[Goal]
Print the entries below exactly, from the very first line through the line containing "legend-abbr-value: Dachhöhe bbox=[1470, 403, 1500, 410]", including that line.

[Records from a dataset]
::::
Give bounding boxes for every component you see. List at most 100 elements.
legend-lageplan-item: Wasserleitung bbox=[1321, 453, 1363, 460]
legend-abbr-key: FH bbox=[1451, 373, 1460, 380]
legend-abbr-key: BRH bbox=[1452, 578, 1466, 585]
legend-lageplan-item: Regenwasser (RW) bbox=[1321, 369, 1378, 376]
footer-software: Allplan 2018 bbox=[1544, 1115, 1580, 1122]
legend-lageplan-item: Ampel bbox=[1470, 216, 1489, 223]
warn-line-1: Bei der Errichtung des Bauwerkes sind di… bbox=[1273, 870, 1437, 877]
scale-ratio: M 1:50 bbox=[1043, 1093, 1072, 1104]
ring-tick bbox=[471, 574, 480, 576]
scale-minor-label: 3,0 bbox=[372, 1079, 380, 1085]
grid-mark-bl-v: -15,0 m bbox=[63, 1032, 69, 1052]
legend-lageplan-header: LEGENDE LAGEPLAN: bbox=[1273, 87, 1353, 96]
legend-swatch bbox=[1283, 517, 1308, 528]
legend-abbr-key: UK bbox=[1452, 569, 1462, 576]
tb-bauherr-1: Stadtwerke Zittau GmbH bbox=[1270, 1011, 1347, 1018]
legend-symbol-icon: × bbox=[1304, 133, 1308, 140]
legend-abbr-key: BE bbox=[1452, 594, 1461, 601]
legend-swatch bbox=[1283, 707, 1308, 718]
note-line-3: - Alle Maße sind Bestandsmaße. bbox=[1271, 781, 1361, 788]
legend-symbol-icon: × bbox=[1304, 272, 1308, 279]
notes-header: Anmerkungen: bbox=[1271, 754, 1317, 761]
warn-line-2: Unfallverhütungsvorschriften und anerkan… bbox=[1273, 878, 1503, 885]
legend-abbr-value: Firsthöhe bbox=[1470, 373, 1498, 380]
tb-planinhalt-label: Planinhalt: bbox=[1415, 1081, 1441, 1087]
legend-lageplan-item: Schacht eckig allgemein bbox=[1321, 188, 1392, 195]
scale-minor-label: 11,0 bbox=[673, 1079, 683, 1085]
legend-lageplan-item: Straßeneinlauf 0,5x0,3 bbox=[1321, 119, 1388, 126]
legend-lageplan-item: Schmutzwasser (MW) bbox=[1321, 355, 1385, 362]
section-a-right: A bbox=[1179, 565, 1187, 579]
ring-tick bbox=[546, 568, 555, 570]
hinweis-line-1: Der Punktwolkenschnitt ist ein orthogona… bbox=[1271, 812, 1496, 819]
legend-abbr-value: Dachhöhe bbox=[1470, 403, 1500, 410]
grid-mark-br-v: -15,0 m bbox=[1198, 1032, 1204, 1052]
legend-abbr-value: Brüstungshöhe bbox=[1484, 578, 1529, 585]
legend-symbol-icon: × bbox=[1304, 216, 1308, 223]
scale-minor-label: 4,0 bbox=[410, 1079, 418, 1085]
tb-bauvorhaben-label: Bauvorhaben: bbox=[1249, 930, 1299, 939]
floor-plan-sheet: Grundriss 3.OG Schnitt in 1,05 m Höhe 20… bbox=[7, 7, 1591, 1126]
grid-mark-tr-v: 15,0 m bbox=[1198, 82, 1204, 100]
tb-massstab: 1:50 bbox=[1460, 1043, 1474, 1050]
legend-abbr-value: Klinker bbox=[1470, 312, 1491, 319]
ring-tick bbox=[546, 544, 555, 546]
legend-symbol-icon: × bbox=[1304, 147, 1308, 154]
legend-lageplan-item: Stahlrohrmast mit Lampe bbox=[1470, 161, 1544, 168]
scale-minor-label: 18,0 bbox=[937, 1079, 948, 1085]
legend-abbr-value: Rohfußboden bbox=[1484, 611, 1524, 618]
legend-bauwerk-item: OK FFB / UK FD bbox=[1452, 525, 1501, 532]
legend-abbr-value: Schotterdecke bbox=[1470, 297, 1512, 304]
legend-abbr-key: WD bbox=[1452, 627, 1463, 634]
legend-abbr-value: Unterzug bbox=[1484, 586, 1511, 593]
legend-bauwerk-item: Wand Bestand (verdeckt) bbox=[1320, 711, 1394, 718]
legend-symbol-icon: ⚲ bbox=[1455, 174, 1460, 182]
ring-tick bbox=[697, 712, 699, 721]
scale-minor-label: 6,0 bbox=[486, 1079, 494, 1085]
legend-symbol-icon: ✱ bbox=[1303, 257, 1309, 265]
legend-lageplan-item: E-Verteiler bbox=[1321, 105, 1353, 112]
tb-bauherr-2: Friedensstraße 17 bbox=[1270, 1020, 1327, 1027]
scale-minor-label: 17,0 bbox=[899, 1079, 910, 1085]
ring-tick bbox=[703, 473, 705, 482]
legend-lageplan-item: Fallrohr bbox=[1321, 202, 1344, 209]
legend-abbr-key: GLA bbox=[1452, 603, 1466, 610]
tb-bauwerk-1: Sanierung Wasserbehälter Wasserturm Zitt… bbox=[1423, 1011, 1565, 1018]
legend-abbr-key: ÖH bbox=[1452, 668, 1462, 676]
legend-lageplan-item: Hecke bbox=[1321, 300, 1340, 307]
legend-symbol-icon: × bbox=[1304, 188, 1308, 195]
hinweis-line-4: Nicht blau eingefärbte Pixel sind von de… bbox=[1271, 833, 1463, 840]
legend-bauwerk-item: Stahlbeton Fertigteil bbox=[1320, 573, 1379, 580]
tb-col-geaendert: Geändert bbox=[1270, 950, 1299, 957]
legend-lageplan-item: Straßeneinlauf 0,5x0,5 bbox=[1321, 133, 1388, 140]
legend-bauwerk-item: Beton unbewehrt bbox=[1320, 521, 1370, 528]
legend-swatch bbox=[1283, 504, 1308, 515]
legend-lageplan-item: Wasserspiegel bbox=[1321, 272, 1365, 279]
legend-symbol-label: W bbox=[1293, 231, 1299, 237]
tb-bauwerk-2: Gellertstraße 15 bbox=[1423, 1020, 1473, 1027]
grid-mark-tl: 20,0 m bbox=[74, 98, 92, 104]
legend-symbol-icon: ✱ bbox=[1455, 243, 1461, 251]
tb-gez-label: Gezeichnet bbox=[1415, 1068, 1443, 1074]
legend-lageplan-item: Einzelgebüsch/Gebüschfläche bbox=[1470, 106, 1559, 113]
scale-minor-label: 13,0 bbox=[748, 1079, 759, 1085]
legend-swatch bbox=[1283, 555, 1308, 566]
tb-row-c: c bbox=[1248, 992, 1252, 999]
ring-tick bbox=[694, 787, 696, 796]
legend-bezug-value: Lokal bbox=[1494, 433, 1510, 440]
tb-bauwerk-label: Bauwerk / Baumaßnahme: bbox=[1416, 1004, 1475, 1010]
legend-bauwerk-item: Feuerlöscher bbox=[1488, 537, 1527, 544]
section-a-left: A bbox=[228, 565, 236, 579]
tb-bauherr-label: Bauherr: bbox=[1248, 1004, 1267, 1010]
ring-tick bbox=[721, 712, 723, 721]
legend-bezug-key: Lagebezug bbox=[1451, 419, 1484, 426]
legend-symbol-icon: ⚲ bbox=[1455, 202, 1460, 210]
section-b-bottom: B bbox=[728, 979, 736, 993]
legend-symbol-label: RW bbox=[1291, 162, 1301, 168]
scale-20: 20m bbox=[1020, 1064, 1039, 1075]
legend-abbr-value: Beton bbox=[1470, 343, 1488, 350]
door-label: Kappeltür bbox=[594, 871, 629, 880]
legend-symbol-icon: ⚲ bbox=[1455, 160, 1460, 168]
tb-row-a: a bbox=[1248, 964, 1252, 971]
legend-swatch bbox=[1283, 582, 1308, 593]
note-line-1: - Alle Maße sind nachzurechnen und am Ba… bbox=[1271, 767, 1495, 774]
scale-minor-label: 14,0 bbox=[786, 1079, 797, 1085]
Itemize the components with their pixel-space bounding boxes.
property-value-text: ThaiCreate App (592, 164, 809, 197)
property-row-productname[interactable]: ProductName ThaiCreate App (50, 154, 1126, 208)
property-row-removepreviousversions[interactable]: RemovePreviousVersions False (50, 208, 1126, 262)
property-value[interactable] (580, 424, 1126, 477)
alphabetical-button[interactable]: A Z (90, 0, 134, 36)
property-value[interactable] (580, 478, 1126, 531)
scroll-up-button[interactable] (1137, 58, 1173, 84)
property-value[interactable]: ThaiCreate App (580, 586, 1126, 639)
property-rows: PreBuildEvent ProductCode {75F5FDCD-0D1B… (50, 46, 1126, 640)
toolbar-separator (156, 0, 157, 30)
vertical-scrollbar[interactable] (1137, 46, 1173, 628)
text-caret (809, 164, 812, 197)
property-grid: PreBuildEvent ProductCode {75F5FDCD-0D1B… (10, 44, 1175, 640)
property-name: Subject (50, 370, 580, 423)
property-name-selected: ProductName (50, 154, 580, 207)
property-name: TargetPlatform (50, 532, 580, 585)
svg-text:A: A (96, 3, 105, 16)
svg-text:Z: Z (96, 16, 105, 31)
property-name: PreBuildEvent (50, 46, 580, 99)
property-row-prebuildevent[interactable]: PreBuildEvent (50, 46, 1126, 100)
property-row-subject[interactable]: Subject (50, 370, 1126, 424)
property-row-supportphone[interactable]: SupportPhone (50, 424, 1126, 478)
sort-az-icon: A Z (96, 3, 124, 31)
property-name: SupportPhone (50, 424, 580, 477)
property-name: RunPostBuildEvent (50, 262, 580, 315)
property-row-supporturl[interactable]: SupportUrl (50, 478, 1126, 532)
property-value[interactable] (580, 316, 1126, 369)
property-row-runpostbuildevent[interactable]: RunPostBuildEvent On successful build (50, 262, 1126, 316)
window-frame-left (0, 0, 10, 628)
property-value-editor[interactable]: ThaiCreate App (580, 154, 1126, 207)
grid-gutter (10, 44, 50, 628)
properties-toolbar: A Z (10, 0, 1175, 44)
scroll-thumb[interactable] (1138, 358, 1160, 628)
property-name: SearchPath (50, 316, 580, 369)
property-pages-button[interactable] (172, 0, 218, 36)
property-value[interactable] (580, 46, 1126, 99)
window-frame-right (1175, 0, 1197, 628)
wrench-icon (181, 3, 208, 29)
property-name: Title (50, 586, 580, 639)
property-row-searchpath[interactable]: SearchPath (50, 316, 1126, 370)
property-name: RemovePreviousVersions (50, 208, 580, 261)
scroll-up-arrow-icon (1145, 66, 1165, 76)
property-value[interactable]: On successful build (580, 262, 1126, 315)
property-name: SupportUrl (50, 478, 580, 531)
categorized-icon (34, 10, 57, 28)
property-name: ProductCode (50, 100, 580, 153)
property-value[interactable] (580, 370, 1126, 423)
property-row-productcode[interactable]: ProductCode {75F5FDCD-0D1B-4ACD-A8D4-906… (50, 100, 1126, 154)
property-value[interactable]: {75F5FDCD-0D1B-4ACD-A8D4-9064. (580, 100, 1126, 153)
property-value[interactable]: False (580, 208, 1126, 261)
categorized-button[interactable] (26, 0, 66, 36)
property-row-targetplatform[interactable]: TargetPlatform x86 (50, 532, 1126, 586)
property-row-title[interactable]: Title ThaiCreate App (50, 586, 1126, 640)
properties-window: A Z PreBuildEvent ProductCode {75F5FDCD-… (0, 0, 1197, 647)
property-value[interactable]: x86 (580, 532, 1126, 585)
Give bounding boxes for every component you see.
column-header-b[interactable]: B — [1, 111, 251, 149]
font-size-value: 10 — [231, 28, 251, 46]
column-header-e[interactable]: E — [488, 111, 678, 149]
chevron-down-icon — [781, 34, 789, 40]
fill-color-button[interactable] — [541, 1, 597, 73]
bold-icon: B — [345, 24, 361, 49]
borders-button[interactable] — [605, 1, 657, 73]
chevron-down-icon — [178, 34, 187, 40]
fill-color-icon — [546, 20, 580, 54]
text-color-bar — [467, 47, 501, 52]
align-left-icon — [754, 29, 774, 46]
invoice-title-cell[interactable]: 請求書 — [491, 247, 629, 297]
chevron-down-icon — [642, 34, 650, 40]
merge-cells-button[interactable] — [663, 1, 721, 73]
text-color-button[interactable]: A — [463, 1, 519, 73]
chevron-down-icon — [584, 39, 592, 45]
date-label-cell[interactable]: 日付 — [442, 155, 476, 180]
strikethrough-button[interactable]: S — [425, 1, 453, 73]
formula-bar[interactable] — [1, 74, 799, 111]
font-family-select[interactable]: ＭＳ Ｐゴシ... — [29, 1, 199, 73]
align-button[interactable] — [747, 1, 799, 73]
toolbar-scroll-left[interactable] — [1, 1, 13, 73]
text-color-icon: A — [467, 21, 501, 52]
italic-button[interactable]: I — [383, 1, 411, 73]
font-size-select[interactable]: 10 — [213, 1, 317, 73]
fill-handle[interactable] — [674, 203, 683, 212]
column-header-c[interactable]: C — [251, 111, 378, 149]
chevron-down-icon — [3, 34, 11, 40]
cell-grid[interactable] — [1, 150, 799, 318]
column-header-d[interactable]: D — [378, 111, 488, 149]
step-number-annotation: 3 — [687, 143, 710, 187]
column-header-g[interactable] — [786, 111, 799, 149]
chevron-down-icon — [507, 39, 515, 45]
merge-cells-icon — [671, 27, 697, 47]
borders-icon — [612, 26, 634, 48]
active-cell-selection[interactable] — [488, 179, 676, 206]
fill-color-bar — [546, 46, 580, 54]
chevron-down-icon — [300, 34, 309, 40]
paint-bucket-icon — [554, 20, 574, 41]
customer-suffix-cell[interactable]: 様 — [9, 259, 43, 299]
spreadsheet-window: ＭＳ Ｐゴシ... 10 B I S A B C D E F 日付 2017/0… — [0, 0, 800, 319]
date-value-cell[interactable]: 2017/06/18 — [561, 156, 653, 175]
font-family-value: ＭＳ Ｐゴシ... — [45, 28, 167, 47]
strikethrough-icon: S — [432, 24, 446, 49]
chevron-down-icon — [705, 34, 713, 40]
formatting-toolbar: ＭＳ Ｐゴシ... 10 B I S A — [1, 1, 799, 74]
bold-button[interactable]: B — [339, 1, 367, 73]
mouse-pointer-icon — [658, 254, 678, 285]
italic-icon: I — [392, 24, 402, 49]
::::
[Written response]
Give bounding boxes for every component you see. List at most 100 elements.
legend-lageplan-item: Wasserleitung bbox=[1321, 453, 1363, 460]
legend-abbr-key: FH bbox=[1451, 373, 1460, 380]
legend-abbr-key: BRH bbox=[1452, 578, 1466, 585]
legend-lageplan-item: Regenwasser (RW) bbox=[1321, 369, 1378, 376]
footer-software: Allplan 2018 bbox=[1544, 1115, 1580, 1122]
legend-lageplan-item: Ampel bbox=[1470, 216, 1489, 223]
warn-line-1: Bei der Errichtung des Bauwerkes sind di… bbox=[1273, 870, 1437, 877]
scale-ratio: M 1:50 bbox=[1043, 1093, 1072, 1104]
ring-tick bbox=[471, 574, 480, 576]
scale-minor-label: 3,0 bbox=[372, 1079, 380, 1085]
grid-mark-bl-v: -15,0 m bbox=[63, 1032, 69, 1052]
legend-lageplan-header: LEGENDE LAGEPLAN: bbox=[1273, 87, 1353, 96]
legend-swatch bbox=[1283, 517, 1308, 528]
legend-abbr-key: UK bbox=[1452, 569, 1462, 576]
tb-bauherr-1: Stadtwerke Zittau GmbH bbox=[1270, 1011, 1347, 1018]
legend-symbol-icon: × bbox=[1304, 133, 1308, 140]
legend-abbr-key: BE bbox=[1452, 594, 1461, 601]
legend-swatch bbox=[1283, 707, 1308, 718]
note-line-3: - Alle Maße sind Bestandsmaße. bbox=[1271, 781, 1361, 788]
legend-symbol-icon: × bbox=[1304, 272, 1308, 279]
notes-header: Anmerkungen: bbox=[1271, 754, 1317, 761]
warn-line-2: Unfallverhütungsvorschriften und anerkan… bbox=[1273, 878, 1503, 885]
legend-abbr-value: Firsthöhe bbox=[1470, 373, 1498, 380]
tb-planinhalt-label: Planinhalt: bbox=[1415, 1081, 1441, 1087]
legend-lageplan-item: Schacht eckig allgemein bbox=[1321, 188, 1392, 195]
scale-minor-label: 11,0 bbox=[673, 1079, 683, 1085]
legend-lageplan-item: Straßeneinlauf 0,5x0,3 bbox=[1321, 119, 1388, 126]
legend-lageplan-item: Schmutzwasser (MW) bbox=[1321, 355, 1385, 362]
section-a-right: A bbox=[1179, 565, 1187, 579]
ring-tick bbox=[546, 568, 555, 570]
hinweis-line-1: Der Punktwolkenschnitt ist ein orthogona… bbox=[1271, 812, 1496, 819]
legend-abbr-value: Dachhöhe bbox=[1470, 403, 1500, 410]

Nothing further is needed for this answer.